GOAL: The entries below are to be repeated exactly as they stand.

DATASET CONTENT:
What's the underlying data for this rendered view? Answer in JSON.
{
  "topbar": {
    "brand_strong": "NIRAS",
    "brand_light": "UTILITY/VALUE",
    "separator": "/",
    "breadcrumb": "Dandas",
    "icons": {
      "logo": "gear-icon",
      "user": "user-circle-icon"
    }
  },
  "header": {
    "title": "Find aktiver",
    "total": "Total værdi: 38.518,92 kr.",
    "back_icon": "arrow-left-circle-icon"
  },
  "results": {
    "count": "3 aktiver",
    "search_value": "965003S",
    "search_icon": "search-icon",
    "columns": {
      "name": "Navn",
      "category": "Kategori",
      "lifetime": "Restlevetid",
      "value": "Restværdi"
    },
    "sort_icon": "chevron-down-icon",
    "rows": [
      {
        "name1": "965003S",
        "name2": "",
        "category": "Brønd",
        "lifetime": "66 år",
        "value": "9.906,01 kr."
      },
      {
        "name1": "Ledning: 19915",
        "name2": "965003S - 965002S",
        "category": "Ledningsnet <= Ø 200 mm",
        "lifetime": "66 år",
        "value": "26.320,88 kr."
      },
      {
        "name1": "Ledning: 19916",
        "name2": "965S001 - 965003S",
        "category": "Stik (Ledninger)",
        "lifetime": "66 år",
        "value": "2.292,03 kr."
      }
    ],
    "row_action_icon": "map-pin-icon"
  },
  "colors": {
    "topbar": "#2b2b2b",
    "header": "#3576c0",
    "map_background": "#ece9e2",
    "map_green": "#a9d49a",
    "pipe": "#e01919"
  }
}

EXERCISE RESPONSE:
What's the underlying data for this rendered view? Answer in JSON.
{
  "topbar": {
    "brand_strong": "NIRAS",
    "brand_light": "UTILITY/VALUE",
    "separator": "/",
    "breadcrumb": "Dandas",
    "icons": {
      "logo": "gear-icon",
      "user": "user-circle-icon"
    }
  },
  "header": {
    "title": "Find aktiver",
    "total": "Total værdi: 38.518,92 kr.",
    "back_icon": "arrow-left-circle-icon"
  },
  "results": {
    "count": "3 aktiver",
    "search_value": "965003S",
    "search_icon": "search-icon",
    "columns": {
      "name": "Navn",
      "category": "Kategori",
      "lifetime": "Restlevetid",
      "value": "Restværdi"
    },
    "sort_icon": "chevron-down-icon",
    "rows": [
      {
        "name1": "965003S",
        "name2": "",
        "category": "Brønd",
        "lifetime": "66 år",
        "value": "9.906,01 kr."
      },
      {
        "name1": "Ledning: 19915",
        "name2": "965003S - 965002S",
        "category": "Ledningsnet <= Ø 200 mm",
        "lifetime": "66 år",
        "value": "26.320,88 kr."
      },
      {
        "name1": "Ledning: 19916",
        "name2": "965S001 - 965003S",
        "category": "Stik (Ledninger)",
        "lifetime": "66 år",
        "value": "2.292,03 kr."
      }
    ],
    "row_action_icon": "map-pin-icon"
  },
  "colors": {
    "topbar": "#2b2b2b",
    "header": "#3576c0",
    "map_background": "#ece9e2",
    "map_green": "#a9d49a",
    "pipe": "#e01919"
  }
}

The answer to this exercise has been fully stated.